Transcribe the full listing below exactly.

....

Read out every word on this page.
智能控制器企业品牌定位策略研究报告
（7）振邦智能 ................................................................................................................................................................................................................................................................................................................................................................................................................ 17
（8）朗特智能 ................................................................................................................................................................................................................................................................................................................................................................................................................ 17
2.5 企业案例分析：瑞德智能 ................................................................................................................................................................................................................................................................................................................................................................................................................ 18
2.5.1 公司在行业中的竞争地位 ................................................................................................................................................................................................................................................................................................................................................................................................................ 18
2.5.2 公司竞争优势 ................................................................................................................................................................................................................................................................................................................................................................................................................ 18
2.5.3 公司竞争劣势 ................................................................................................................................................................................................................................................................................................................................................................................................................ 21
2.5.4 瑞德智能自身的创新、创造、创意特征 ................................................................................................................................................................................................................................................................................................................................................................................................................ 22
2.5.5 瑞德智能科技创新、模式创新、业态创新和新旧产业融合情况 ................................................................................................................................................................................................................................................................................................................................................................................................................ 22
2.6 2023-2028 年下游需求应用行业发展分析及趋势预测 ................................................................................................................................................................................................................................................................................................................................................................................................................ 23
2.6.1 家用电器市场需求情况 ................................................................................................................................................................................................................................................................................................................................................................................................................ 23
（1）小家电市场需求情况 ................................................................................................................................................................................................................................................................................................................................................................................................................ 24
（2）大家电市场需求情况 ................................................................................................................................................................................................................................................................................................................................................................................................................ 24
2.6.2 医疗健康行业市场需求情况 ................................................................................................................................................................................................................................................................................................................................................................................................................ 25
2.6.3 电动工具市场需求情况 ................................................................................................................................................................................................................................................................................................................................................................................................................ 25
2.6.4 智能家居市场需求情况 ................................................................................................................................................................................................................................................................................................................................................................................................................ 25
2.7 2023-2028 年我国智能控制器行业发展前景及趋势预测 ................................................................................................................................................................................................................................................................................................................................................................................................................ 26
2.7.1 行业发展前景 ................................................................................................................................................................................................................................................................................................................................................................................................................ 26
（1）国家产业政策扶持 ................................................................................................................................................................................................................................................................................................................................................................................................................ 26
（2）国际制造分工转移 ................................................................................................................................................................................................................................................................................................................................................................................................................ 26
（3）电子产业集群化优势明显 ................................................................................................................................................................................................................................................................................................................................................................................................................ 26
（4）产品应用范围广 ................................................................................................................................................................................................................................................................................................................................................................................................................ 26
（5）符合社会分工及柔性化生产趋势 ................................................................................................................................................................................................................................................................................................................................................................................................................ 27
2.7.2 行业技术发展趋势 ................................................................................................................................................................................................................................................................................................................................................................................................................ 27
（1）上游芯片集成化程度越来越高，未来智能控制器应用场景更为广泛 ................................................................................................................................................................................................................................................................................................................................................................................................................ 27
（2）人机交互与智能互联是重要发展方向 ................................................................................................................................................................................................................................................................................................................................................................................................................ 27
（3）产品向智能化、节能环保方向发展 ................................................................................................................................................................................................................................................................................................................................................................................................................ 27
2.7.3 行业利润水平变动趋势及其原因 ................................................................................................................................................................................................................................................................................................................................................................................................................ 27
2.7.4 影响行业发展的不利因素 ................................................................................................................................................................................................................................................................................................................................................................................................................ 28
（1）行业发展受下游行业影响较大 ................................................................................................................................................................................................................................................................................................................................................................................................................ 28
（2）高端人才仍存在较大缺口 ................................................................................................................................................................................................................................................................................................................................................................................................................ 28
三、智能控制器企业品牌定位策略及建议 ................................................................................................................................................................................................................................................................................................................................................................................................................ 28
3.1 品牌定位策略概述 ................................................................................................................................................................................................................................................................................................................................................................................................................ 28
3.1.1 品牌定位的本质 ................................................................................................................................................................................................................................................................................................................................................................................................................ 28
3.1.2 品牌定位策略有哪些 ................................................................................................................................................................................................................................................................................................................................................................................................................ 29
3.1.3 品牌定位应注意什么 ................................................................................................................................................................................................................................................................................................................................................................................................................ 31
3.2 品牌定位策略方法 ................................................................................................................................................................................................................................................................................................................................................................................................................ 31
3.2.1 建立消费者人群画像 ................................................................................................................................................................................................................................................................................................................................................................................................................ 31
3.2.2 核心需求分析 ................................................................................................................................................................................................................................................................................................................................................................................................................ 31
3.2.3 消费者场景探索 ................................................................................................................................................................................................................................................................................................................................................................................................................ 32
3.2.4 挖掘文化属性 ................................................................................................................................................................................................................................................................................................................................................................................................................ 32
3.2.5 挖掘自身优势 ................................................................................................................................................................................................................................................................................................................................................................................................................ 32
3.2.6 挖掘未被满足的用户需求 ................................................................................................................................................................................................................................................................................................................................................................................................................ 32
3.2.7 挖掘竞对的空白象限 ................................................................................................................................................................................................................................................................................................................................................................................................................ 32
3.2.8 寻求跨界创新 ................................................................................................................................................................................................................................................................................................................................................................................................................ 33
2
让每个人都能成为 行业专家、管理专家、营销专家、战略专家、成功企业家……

....

ANSWER TO THE PROBLEM:
Read out every word on this page.
智能控制器企业品牌定位策略研究报告
（7）振邦智能 ................................................................................................................................................................................................................................................................................................................................................................................................................ 17
（8）朗特智能 ................................................................................................................................................................................................................................................................................................................................................................................................................ 17
2.5 企业案例分析：瑞德智能 ................................................................................................................................................................................................................................................................................................................................................................................................................ 18
2.5.1 公司在行业中的竞争地位 ................................................................................................................................................................................................................................................................................................................................................................................................................ 18
2.5.2 公司竞争优势 ................................................................................................................................................................................................................................................................................................................................................................................................................ 18
2.5.3 公司竞争劣势 ................................................................................................................................................................................................................................................................................................................................................................................................................ 21
2.5.4 瑞德智能自身的创新、创造、创意特征 ................................................................................................................................................................................................................................................................................................................................................................................................................ 22
2.5.5 瑞德智能科技创新、模式创新、业态创新和新旧产业融合情况 ................................................................................................................................................................................................................................................................................................................................................................................................................ 22
2.6 2023-2028 年下游需求应用行业发展分析及趋势预测 ................................................................................................................................................................................................................................................................................................................................................................................................................ 23
2.6.1 家用电器市场需求情况 ................................................................................................................................................................................................................................................................................................................................................................................................................ 23
（1）小家电市场需求情况 ................................................................................................................................................................................................................................................................................................................................................................................................................ 24
（2）大家电市场需求情况 ................................................................................................................................................................................................................................................................................................................................................................................................................ 24
2.6.2 医疗健康行业市场需求情况 ................................................................................................................................................................................................................................................................................................................................................................................................................ 25
2.6.3 电动工具市场需求情况 ................................................................................................................................................................................................................................................................................................................................................................................................................ 25
2.6.4 智能家居市场需求情况 ................................................................................................................................................................................................................................................................................................................................................................................................................ 25
2.7 2023-2028 年我国智能控制器行业发展前景及趋势预测 ................................................................................................................................................................................................................................................................................................................................................................................................................ 26
2.7.1 行业发展前景 ................................................................................................................................................................................................................................................................................................................................................................................................................ 26
（1）国家产业政策扶持 ................................................................................................................................................................................................................................................................................................................................................................................................................ 26
（2）国际制造分工转移 ................................................................................................................................................................................................................................................................................................................................................................................................................ 26
（3）电子产业集群化优势明显 ................................................................................................................................................................................................................................................................................................................................................................................................................ 26
（4）产品应用范围广 ................................................................................................................................................................................................................................................................................................................................................................................................................ 26
（5）符合社会分工及柔性化生产趋势 ................................................................................................................................................................................................................................................................................................................................................................................................................ 27
2.7.2 行业技术发展趋势 ................................................................................................................................................................................................................................................................................................................................................................................................................ 27
（1）上游芯片集成化程度越来越高，未来智能控制器应用场景更为广泛 ................................................................................................................................................................................................................................................................................................................................................................................................................ 27
（2）人机交互与智能互联是重要发展方向 ................................................................................................................................................................................................................................................................................................................................................................................................................ 27
（3）产品向智能化、节能环保方向发展 ................................................................................................................................................................................................................................................................................................................................................................................................................ 27
2.7.3 行业利润水平变动趋势及其原因 ................................................................................................................................................................................................................................................................................................................................................................................................................ 27
2.7.4 影响行业发展的不利因素 ................................................................................................................................................................................................................................................................................................................................................................................................................ 28
（1）行业发展受下游行业影响较大 ................................................................................................................................................................................................................................................................................................................................................................................................................ 28
（2）高端人才仍存在较大缺口 ................................................................................................................................................................................................................................................................................................................................................................................................................ 28
三、智能控制器企业品牌定位策略及建议 ................................................................................................................................................................................................................................................................................................................................................................................................................ 28
3.1 品牌定位策略概述 ................................................................................................................................................................................................................................................................................................................................................................................................................ 28
3.1.1 品牌定位的本质 ................................................................................................................................................................................................................................................................................................................................................................................................................ 28
3.1.2 品牌定位策略有哪些 ................................................................................................................................................................................................................................................................................................................................................................................................................ 29
3.1.3 品牌定位应注意什么 ................................................................................................................................................................................................................................................................................................................................................................................................................ 31
3.2 品牌定位策略方法 ................................................................................................................................................................................................................................................................................................................................................................................................................ 31
3.2.1 建立消费者人群画像 ................................................................................................................................................................................................................................................................................................................................................................................................................ 31
3.2.2 核心需求分析 ................................................................................................................................................................................................................................................................................................................................................................................................................ 31
3.2.3 消费者场景探索 ................................................................................................................................................................................................................................................................................................................................................................................................................ 32
3.2.4 挖掘文化属性 ................................................................................................................................................................................................................................................................................................................................................................................................................ 32
3.2.5 挖掘自身优势 ................................................................................................................................................................................................................................................................................................................................................................................................................ 32
3.2.6 挖掘未被满足的用户需求 ................................................................................................................................................................................................................................................................................................................................................................................................................ 32
3.2.7 挖掘竞对的空白象限 ................................................................................................................................................................................................................................................................................................................................................................................................................ 32
3.2.8 寻求跨界创新 ................................................................................................................................................................................................................................................................................................................................................................................................................ 33
2
让每个人都能成为 行业专家、管理专家、营销专家、战略专家、成功企业家……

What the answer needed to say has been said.